[Records from a data collection]
○ ○ ○ ○ ○ ○ ○

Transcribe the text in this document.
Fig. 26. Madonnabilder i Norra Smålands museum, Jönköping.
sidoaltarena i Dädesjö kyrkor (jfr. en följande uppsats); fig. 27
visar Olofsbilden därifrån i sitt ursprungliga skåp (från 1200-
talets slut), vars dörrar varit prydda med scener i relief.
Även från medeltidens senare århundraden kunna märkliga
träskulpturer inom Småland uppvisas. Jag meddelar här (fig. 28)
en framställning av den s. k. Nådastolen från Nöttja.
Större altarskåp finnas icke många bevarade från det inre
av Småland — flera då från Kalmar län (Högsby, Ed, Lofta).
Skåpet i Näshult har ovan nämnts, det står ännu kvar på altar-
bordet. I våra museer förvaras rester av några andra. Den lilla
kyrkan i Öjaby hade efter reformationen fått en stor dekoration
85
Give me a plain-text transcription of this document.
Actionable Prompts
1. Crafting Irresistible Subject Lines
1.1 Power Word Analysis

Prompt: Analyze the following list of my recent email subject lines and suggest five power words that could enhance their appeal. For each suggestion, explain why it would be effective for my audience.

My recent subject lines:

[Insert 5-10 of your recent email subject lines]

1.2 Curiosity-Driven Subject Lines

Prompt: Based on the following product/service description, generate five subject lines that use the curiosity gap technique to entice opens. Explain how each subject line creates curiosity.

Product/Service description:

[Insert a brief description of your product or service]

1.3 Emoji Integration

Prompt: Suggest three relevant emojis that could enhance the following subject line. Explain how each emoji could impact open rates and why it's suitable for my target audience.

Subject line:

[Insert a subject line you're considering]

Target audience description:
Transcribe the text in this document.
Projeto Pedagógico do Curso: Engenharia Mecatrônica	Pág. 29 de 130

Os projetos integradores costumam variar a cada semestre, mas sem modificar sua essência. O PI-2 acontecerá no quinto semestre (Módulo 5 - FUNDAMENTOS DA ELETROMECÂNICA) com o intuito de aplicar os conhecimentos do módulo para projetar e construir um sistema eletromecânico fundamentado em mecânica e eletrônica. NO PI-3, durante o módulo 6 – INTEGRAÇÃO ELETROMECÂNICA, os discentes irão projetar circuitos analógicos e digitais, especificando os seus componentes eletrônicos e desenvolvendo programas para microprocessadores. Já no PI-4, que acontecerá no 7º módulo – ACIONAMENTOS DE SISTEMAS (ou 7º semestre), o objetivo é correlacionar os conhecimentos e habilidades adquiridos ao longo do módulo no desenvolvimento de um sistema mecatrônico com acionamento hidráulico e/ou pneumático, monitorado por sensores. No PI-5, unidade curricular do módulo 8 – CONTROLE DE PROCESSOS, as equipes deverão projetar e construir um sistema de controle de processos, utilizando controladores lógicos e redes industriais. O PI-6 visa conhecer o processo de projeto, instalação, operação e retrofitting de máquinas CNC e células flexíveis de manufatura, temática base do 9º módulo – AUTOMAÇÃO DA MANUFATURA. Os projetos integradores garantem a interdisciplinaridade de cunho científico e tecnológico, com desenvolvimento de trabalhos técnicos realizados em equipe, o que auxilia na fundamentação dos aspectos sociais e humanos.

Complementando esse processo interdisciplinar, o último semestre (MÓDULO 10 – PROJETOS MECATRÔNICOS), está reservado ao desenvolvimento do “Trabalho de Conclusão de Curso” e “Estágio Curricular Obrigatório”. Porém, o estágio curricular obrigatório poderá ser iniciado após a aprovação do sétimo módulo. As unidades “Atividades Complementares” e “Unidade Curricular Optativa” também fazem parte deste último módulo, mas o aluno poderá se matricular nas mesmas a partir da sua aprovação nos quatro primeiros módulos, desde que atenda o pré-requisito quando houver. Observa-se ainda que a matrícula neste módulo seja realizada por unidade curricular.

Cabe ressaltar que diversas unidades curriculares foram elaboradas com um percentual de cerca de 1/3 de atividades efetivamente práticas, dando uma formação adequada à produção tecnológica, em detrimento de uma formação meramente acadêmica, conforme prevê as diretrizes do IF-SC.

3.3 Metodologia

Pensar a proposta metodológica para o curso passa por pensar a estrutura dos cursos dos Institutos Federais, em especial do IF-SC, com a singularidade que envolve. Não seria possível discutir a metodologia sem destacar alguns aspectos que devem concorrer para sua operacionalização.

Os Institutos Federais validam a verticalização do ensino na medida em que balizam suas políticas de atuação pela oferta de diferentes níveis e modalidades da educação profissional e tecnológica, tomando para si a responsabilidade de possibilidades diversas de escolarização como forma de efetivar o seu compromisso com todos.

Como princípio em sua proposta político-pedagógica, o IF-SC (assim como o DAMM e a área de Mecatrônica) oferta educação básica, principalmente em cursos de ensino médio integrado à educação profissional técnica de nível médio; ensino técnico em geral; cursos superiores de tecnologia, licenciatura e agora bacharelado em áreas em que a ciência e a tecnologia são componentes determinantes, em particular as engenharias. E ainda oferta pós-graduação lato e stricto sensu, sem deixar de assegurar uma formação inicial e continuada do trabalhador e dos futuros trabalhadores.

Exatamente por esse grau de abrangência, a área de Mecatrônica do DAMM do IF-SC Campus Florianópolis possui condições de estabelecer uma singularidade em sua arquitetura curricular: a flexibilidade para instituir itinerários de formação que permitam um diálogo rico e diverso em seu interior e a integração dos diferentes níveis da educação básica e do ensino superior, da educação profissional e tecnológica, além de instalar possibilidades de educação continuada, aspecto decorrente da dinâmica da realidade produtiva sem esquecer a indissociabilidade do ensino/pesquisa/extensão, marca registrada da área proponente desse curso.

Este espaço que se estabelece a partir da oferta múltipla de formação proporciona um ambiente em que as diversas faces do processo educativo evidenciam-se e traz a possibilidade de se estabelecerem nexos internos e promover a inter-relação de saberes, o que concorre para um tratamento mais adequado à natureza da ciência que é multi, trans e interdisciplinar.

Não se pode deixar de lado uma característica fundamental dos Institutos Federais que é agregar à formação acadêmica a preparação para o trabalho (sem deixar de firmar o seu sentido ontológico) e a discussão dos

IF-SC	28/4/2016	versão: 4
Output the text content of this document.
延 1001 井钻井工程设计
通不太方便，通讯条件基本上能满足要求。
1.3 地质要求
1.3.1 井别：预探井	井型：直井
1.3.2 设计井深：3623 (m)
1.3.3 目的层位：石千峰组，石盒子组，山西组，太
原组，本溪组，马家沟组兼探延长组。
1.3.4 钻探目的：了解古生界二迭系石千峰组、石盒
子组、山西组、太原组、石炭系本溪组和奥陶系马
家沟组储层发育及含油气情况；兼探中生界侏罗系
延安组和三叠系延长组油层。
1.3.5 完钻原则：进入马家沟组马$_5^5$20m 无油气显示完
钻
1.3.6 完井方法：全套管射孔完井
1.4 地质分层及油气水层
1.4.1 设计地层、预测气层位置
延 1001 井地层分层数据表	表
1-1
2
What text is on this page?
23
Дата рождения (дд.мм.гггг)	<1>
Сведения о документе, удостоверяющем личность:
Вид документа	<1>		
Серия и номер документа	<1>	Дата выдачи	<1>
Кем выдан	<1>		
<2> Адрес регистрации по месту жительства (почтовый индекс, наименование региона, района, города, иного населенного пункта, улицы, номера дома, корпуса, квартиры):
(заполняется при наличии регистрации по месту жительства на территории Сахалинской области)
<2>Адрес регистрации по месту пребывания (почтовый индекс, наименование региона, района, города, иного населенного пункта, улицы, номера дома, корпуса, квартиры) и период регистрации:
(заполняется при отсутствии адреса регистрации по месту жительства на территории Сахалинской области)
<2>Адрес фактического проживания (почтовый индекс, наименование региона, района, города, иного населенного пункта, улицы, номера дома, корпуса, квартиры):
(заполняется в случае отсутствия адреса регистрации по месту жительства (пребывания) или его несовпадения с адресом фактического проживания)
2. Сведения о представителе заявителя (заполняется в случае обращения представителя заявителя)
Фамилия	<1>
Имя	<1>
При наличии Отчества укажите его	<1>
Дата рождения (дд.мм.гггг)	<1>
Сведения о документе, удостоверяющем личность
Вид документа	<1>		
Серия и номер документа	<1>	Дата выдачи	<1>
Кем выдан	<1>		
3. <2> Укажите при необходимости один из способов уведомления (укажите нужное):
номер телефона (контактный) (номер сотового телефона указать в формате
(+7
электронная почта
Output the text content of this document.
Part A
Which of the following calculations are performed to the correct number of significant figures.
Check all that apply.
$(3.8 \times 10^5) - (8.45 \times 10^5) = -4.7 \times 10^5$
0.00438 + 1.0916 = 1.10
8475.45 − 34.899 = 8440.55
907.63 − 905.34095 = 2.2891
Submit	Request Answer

○ ○ ○ ○ ○ ○ ○

> [Task goal] Copy out all lines from the material above that contain the string "could".

> [Exercise output]
Prompt: Analyze the following list of my recent email subject lines and suggest five power words that could enhance their appeal. For each suggestion, explain why it would be effective for my audience.
Prompt: Suggest three relevant emojis that could enhance the following subject line. Explain how each emoji could impact open rates and why it's suitable for my target audience.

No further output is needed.